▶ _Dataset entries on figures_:
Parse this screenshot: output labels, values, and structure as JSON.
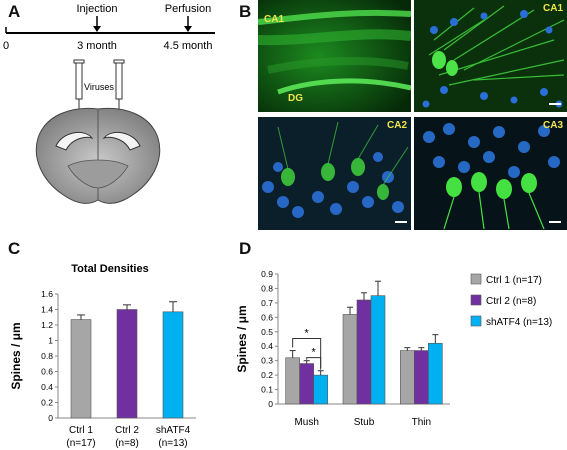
{
  "panel_labels": {
    "a": "A",
    "b": "B",
    "c": "C",
    "d": "D"
  },
  "timeline": {
    "start": "0",
    "injection_label": "Injection",
    "injection_time": "3 month",
    "perfusion_label": "Perfusion",
    "perfusion_time": "4.5 month"
  },
  "brain": {
    "viruses_label": "Viruses"
  },
  "micrographs": {
    "overview_label_top": "CA1",
    "overview_label_bottom": "DG",
    "ca1_label": "CA1",
    "ca2_label": "CA2",
    "ca3_label": "CA3"
  },
  "colors": {
    "ctrl1": "#a6a6a6",
    "ctrl2": "#7030a0",
    "shatf4": "#00b0f0",
    "micro_green": "#22c32a",
    "micro_blue": "#2a6fd8",
    "label_yellow": "#f2e64a"
  },
  "chart_data": [
    {
      "type": "bar",
      "title": "Total Densities",
      "ylabel": "Spines / μm",
      "ylim": [
        0,
        1.6
      ],
      "yticks": [
        "0",
        "0.2",
        "0.4",
        "0.6",
        "0.8",
        "1",
        "1.2",
        "1.4",
        "1.6"
      ],
      "categories": [
        {
          "line1": "Ctrl 1",
          "line2": "(n=17)"
        },
        {
          "line1": "Ctrl 2",
          "line2": "(n=8)"
        },
        {
          "line1": "shATF4",
          "line2": "(n=13)"
        }
      ],
      "values": [
        1.27,
        1.4,
        1.37
      ],
      "errors": [
        0.06,
        0.06,
        0.13
      ]
    },
    {
      "type": "bar",
      "ylabel": "Spines / μm",
      "ylim": [
        0,
        0.9
      ],
      "yticks": [
        "0",
        "0.1",
        "0.2",
        "0.3",
        "0.4",
        "0.5",
        "0.6",
        "0.7",
        "0.8",
        "0.9"
      ],
      "categories": [
        "Mush",
        "Stub",
        "Thin"
      ],
      "series": [
        {
          "name": "Ctrl 1 (n=17)",
          "values": [
            0.32,
            0.62,
            0.37
          ],
          "errors": [
            0.05,
            0.05,
            0.02
          ]
        },
        {
          "name": "Ctrl 2 (n=8)",
          "values": [
            0.28,
            0.72,
            0.37
          ],
          "errors": [
            0.02,
            0.05,
            0.02
          ]
        },
        {
          "name": "shATF4 (n=13)",
          "values": [
            0.2,
            0.75,
            0.42
          ],
          "errors": [
            0.03,
            0.1,
            0.06
          ]
        }
      ],
      "legend_position": "right",
      "significance": [
        "*",
        "*"
      ]
    }
  ]
}
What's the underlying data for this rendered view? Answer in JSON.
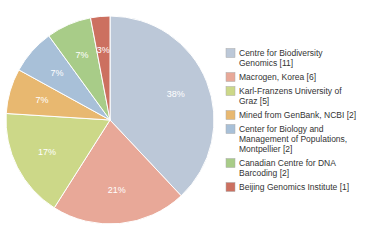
{
  "chart_data": {
    "type": "pie",
    "categories": [
      "Centre for Biodiversity\nGenomics [11]",
      "Macrogen, Korea [6]",
      "Karl-Franzens University of\nGraz [5]",
      "Mined from GenBank, NCBI [2]",
      "Center for Biology and\nManagement of Populations,\nMontpellier [2]",
      "Canadian Centre for DNA\nBarcoding [2]",
      "Beijing Genomics Institute [1]"
    ],
    "values": [
      38,
      21,
      17,
      7,
      7,
      7,
      3
    ],
    "value_labels": [
      "38%",
      "21%",
      "17%",
      "7%",
      "7%",
      "7%",
      "3%"
    ],
    "colors": [
      "#bcc8d8",
      "#e8a898",
      "#ccd888",
      "#e8b870",
      "#a8c0d8",
      "#a8cc88",
      "#cc7060"
    ],
    "data_labels": true,
    "legend": "right"
  }
}
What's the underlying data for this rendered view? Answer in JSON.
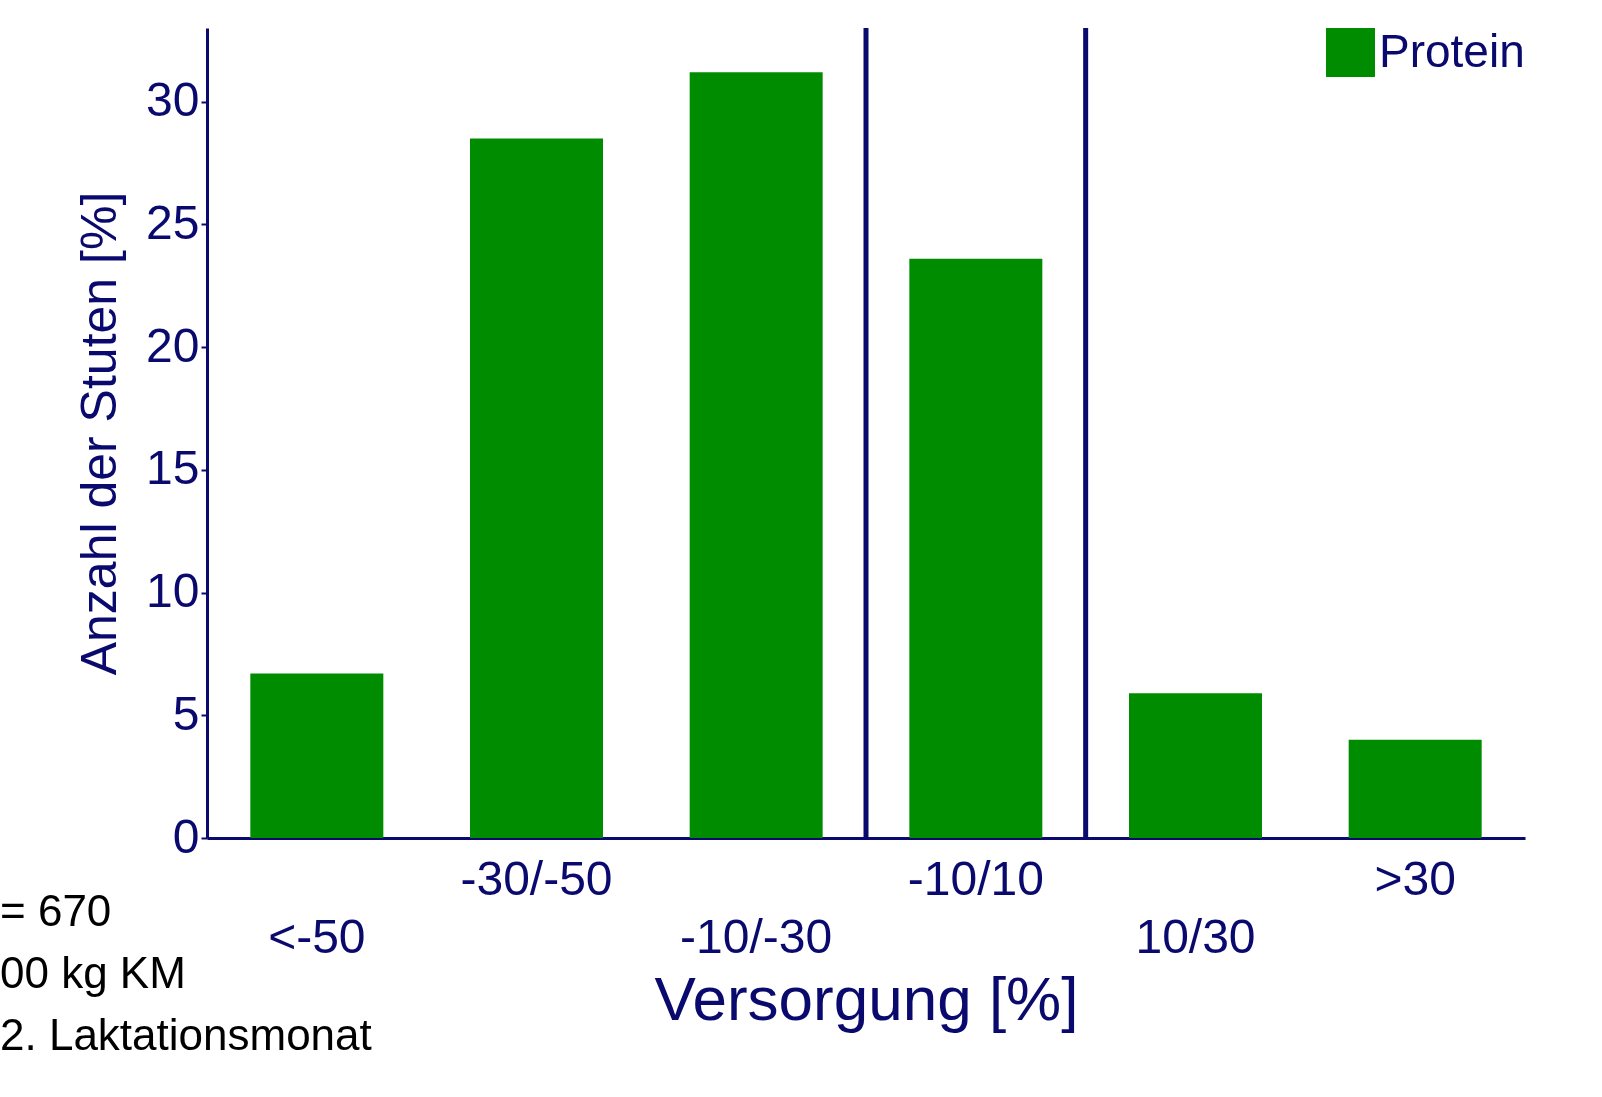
{
  "chart_data": {
    "type": "bar",
    "xlabel": "Versorgung [%]",
    "ylabel": "Anzahl der Stuten [%]",
    "categories": [
      "<-50",
      "-30/-50",
      "-10/-30",
      "-10/10",
      "10/30",
      ">30"
    ],
    "series": [
      {
        "name": "Protein",
        "color": "#008c00",
        "values": [
          6.7,
          28.5,
          31.2,
          23.6,
          5.9,
          4.0
        ]
      }
    ],
    "ylim": [
      0,
      33
    ],
    "yticks": [
      0,
      5,
      10,
      15,
      20,
      25,
      30
    ],
    "grid": false,
    "legend": "top right",
    "annotations": [
      "= 670",
      "00 kg KM",
      "2. Laktationsmonat"
    ]
  }
}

▶ _Requirement_:
If a line of the data contains "Centre", it counts; report the number of such lines and nothing else.

▶ _Task answer_:
2